== Dataset ==
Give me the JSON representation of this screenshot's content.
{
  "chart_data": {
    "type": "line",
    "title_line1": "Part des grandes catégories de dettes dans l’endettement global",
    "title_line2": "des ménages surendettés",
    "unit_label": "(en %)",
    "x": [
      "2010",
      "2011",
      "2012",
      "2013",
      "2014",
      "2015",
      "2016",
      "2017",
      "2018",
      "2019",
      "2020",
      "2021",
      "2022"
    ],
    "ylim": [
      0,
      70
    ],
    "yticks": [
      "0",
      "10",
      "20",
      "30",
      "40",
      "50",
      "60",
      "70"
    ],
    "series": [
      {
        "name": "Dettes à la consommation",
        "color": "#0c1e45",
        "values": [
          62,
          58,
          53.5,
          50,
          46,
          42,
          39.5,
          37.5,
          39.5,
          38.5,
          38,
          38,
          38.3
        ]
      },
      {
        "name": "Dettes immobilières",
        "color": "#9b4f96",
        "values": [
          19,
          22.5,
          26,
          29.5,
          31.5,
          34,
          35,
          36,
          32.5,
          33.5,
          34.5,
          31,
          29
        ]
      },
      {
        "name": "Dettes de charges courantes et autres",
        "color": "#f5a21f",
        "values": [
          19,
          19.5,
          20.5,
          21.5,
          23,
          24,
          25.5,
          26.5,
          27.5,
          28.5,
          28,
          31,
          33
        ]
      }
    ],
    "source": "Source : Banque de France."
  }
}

== Request ==
Go through the records and copy each line with "name" in it.

== Written solution ==
        "name": "Dettes à la consommation",
        "name": "Dettes immobilières",
        "name": "Dettes de charges courantes et autres",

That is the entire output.